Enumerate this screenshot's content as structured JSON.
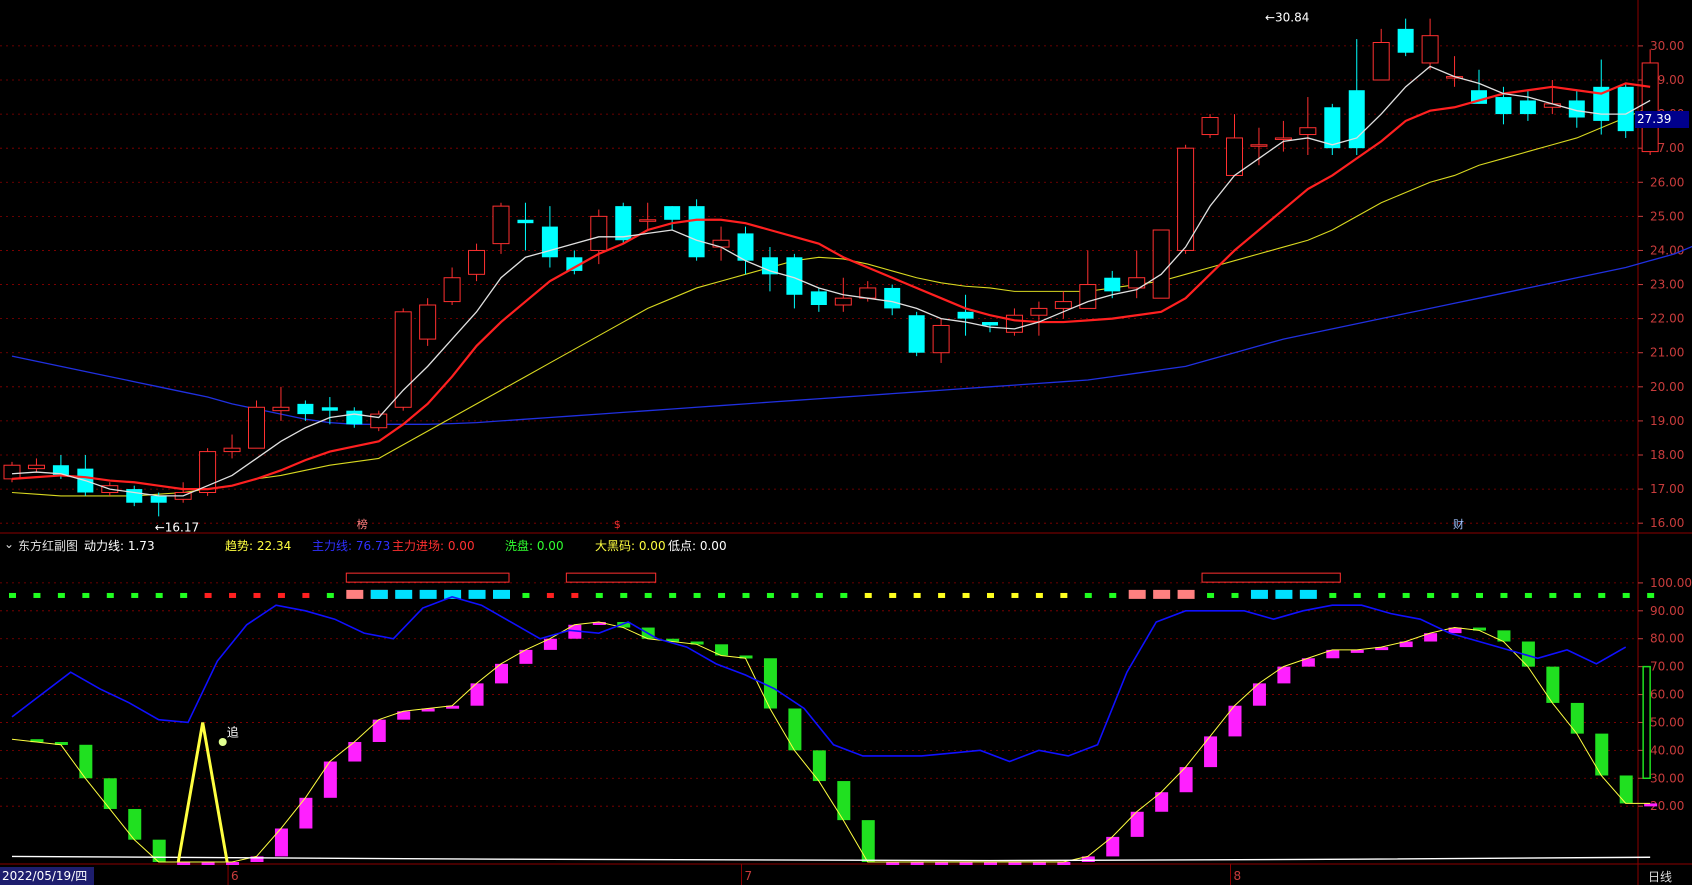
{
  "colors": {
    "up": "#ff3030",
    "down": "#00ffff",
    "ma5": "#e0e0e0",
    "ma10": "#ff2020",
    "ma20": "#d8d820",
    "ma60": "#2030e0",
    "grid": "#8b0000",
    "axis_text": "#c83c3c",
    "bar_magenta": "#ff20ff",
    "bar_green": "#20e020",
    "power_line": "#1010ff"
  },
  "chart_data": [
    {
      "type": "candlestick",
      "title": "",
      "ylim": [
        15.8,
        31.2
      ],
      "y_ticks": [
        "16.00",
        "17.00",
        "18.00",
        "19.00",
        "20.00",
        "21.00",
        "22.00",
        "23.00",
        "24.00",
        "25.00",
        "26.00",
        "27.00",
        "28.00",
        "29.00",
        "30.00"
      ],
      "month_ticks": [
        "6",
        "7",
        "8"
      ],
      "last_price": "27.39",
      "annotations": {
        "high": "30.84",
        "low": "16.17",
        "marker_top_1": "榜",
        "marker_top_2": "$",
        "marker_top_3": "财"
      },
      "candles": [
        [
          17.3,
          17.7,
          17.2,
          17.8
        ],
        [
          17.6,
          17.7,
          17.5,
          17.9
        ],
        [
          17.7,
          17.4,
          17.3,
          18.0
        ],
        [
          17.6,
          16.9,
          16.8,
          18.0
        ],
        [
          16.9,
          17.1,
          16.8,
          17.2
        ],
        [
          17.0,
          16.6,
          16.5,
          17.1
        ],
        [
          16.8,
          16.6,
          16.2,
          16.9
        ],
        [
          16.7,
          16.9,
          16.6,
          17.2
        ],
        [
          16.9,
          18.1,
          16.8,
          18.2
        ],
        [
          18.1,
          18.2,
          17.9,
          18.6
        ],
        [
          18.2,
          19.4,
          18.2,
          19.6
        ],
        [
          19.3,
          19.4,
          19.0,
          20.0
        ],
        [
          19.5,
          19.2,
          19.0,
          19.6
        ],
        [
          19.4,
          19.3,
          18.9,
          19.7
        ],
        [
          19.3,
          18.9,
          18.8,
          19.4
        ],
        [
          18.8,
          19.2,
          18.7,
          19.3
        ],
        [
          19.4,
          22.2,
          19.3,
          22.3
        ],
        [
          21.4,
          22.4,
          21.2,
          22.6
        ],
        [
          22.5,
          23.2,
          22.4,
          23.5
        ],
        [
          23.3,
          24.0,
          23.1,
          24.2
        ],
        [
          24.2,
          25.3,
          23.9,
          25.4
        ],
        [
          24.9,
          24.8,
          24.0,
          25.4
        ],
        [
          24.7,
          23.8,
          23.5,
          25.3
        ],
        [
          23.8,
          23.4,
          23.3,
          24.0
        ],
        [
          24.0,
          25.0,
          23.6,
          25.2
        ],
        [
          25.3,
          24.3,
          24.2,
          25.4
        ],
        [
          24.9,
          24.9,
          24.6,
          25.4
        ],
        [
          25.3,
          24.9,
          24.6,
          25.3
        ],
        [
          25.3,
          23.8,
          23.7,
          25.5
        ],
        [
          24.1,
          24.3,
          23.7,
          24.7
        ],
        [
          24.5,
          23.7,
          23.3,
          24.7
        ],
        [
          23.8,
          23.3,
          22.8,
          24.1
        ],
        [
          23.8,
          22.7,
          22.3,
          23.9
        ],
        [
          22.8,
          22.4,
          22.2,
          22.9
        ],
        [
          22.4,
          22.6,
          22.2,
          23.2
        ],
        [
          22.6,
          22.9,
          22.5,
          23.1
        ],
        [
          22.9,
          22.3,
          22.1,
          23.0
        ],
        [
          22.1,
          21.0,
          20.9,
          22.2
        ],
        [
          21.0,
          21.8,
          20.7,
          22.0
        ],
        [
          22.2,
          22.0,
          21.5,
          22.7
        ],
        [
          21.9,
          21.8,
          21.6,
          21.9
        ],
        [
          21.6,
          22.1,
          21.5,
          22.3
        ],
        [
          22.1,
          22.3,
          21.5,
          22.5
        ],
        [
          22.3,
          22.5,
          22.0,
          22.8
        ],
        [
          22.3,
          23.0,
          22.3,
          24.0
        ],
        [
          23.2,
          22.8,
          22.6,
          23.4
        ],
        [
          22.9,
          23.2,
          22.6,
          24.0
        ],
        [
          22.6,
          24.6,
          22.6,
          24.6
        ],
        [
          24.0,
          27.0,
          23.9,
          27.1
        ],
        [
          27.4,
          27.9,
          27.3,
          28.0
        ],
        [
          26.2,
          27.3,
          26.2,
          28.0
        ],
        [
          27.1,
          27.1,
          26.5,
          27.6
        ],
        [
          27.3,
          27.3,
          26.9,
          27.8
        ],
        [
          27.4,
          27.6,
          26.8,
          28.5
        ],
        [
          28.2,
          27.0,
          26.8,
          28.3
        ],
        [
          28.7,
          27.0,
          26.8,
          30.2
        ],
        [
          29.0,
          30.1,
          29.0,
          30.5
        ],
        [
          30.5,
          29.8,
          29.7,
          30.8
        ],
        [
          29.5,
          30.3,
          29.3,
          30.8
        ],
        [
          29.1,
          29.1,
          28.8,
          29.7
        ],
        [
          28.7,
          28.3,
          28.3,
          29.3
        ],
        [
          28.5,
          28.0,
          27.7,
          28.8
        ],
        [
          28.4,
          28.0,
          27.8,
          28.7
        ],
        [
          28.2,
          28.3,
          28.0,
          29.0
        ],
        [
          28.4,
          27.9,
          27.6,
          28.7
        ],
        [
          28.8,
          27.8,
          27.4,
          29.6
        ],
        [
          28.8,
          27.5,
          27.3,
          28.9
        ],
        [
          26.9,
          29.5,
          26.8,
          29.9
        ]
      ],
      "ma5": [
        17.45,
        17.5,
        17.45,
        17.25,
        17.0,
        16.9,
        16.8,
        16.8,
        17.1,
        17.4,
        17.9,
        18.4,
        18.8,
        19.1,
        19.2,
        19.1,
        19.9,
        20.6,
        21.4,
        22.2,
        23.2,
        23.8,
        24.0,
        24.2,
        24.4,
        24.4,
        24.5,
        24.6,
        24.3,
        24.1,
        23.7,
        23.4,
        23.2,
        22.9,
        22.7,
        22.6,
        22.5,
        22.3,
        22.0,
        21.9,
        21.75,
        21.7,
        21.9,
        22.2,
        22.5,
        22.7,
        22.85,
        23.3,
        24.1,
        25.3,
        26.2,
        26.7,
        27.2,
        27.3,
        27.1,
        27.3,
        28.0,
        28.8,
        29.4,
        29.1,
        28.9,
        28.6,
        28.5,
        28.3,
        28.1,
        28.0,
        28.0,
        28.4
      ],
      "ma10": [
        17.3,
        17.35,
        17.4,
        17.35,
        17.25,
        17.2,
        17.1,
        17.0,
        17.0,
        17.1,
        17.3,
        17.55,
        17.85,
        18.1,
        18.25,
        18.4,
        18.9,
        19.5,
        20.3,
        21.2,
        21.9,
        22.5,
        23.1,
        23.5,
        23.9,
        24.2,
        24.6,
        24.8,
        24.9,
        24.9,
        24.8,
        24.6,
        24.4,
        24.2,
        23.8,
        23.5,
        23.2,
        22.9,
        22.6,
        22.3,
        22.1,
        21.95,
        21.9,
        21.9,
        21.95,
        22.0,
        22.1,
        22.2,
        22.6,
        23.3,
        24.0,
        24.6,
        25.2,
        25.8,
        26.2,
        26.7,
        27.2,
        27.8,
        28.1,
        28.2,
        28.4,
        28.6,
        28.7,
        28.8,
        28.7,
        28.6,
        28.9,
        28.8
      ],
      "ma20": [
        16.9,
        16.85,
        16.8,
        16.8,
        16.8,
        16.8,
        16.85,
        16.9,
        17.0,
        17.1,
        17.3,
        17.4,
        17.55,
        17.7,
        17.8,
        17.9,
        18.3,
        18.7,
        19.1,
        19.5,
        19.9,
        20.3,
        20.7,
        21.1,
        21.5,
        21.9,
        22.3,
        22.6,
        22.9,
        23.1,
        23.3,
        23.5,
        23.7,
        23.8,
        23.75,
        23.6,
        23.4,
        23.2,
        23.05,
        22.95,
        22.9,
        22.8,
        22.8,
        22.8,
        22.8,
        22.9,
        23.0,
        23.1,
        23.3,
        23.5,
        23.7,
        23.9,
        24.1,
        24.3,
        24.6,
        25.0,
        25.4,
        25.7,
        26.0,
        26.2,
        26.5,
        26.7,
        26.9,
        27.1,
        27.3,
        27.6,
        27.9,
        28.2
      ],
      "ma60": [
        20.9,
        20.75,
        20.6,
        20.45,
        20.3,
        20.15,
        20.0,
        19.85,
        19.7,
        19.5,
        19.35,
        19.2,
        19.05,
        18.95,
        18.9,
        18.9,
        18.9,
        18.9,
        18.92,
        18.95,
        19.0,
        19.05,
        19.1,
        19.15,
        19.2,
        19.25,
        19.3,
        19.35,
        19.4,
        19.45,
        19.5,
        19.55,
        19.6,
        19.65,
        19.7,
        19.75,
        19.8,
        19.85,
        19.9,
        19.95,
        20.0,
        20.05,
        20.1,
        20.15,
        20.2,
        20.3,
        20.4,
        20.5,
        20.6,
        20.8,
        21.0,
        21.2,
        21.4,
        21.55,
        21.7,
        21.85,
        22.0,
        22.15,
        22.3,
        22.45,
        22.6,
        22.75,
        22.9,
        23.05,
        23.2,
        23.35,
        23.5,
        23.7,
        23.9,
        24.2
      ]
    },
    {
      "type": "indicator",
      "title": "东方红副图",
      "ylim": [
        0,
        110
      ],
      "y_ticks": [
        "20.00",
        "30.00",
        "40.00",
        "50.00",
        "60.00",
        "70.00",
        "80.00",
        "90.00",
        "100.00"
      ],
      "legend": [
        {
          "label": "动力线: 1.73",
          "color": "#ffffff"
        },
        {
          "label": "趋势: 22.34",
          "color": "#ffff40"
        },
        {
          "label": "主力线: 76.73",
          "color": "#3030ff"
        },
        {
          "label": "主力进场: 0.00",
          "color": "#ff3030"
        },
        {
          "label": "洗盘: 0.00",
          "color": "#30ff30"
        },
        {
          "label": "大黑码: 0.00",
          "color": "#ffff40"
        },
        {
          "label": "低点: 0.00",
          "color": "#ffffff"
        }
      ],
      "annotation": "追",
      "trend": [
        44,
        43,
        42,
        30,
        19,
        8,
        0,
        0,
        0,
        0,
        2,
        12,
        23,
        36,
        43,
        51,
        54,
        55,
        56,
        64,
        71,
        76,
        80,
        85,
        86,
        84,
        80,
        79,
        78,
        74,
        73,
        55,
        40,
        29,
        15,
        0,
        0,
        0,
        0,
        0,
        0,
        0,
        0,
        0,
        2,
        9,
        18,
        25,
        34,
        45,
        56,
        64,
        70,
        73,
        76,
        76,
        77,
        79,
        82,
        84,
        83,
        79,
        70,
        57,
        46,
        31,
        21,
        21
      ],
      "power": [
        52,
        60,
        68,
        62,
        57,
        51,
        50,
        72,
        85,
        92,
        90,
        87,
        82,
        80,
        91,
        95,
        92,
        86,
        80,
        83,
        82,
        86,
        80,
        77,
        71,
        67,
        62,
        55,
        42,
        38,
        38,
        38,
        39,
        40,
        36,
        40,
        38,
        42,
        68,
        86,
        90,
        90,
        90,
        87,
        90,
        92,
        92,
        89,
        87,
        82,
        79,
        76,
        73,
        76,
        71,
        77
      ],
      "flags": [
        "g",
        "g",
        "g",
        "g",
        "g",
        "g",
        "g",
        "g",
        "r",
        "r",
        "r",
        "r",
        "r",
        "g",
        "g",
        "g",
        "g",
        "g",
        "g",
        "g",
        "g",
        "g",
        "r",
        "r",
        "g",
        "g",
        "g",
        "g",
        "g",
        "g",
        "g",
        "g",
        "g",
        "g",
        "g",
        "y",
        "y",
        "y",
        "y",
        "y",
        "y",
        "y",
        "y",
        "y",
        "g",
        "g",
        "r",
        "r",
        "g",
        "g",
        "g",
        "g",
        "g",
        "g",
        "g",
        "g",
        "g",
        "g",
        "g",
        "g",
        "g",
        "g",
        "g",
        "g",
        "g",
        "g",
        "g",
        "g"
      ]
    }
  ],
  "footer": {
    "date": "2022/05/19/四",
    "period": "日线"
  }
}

**INSTRUCTIONS TO FOLLOW:** Gather, from the listing above, every line carrying the word "label".

**OUTPUT OF THE TASK:**
          "label": "动力线: 1.73",
          "label": "趋势: 22.34",
          "label": "主力线: 76.73",
          "label": "主力进场: 0.00",
          "label": "洗盘: 0.00",
          "label": "大黑码: 0.00",
          "label": "低点: 0.00",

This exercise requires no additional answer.